Mit einem Gottesdienst am 8. Dezember in der Dahlemer Jesus-Christus-Kirche, der vom afrikanische Chor St. Kisito mitgestaltet wurde, ist die 44. Aktion des evangelischen Hilfswerks regional für Berlin und Brandenburg eröffnet worden. Sie steht unter dem Motto: Brot zum Leben – alles, was recht ist.
In ihrer Predigt rief die Direktorin des Diakonischen Werkes Berlin-Brandenburg Susanne Kahl-Passoth dazu auf, die Menschen in Afrika, Asien und Lateinamerika nicht zu vergessen und Brot für die Welt verstärkt zu unterstützen.
Sie erinnerte daran, dass insbesondere durch die intensive Spendenaktion und Berichterstattung im Zusammenhang der Fluthilfe in Sachsen und Sachsen-Anhalt andere verheerende Katastrophen in den Hintergrund geraten seien. So kämen Hunger, Dürre und Verzweiflung im südlichen Afrika und am Horn von Afrika in den täglichen Nachrichtensendungen so gut wie nie vor.
Die Bitte um das täglliche Brot, so die Diakoniedirektorin, gelte aber auch den Menschen in Malawi, Sambia, Lesotho, Simbabwe, in Äthiopien, Somalia und im Sudan. An die Bürgerinnen und Bürger appellierte Kahl-Passoth, sich nicht mit der Beschränkung auf die engen Grenzen unseres Landes abzufinden und nicht zuzulassen, dass Not, Elend und Tod in den Entwicklungs- und Katastrophenländern bei uns ausgeblendet blieben.
Mit rund 1800 Projekten unterstützt Brot für die Welt jedes Jahr Gemeinden, Organisationen und Selbsthilfeinitiativen weltweit in ihrem Bemühen, eine eigene sichere Existenz aufzubauen. Dazu gehören Projekte im landwirtschaftlichen Bereich, in der Gesundheitsvorsorge und in der Lobbyarbeit für benachteiligte Gruppen.

+++

Bitte nenne alle Länder, für deren Menschen laut dem Text über die Eröffnung der Aktion von Brot für die Welt die Bitte um das tägliche Brot ebenfalls gilt.

+++

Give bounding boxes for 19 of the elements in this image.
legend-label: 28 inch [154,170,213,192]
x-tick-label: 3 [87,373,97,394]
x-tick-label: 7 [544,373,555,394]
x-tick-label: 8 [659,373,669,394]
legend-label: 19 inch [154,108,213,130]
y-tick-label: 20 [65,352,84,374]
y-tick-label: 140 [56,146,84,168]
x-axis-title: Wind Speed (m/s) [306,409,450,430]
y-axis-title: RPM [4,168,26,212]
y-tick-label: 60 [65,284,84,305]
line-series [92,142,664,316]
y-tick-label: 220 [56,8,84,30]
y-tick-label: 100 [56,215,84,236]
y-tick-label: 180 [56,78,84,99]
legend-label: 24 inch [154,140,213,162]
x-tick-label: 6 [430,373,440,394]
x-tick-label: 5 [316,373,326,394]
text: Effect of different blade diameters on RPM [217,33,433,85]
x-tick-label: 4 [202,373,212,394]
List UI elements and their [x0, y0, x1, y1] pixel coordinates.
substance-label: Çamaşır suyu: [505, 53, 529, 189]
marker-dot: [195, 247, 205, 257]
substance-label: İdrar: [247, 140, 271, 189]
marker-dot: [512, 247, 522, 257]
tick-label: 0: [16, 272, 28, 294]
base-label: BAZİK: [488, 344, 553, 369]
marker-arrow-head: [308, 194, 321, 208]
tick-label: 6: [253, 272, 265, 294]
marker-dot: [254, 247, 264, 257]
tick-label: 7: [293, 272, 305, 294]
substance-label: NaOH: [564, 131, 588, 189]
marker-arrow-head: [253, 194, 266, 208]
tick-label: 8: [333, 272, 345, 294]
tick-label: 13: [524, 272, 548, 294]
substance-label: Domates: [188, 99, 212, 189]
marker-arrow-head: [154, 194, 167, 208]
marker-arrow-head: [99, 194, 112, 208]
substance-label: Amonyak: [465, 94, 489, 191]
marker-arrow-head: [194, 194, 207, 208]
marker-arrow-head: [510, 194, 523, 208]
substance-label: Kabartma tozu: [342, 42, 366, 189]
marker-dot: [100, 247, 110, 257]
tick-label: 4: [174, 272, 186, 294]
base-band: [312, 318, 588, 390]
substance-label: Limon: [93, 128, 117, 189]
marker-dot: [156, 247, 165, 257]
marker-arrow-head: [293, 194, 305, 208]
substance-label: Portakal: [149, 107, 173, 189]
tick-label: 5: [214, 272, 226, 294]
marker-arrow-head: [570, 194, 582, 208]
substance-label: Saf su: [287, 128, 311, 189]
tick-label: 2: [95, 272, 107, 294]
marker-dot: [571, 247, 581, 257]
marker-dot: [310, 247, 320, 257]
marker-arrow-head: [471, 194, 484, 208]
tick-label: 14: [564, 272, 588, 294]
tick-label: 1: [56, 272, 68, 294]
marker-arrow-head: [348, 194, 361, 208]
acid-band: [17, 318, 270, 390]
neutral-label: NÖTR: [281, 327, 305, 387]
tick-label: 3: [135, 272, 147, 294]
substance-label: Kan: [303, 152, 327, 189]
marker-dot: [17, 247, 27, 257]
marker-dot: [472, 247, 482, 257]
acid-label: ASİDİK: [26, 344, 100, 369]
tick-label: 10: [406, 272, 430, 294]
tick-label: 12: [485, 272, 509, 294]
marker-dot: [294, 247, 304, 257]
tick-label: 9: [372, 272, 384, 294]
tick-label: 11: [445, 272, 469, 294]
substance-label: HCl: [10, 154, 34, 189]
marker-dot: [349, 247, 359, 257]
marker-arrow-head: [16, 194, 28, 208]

+++

(LÖSUNG DER AUFGABE): Malawi, Sambia, Lesotho, Simbabwe, Äthiopien, Somalia, Sudan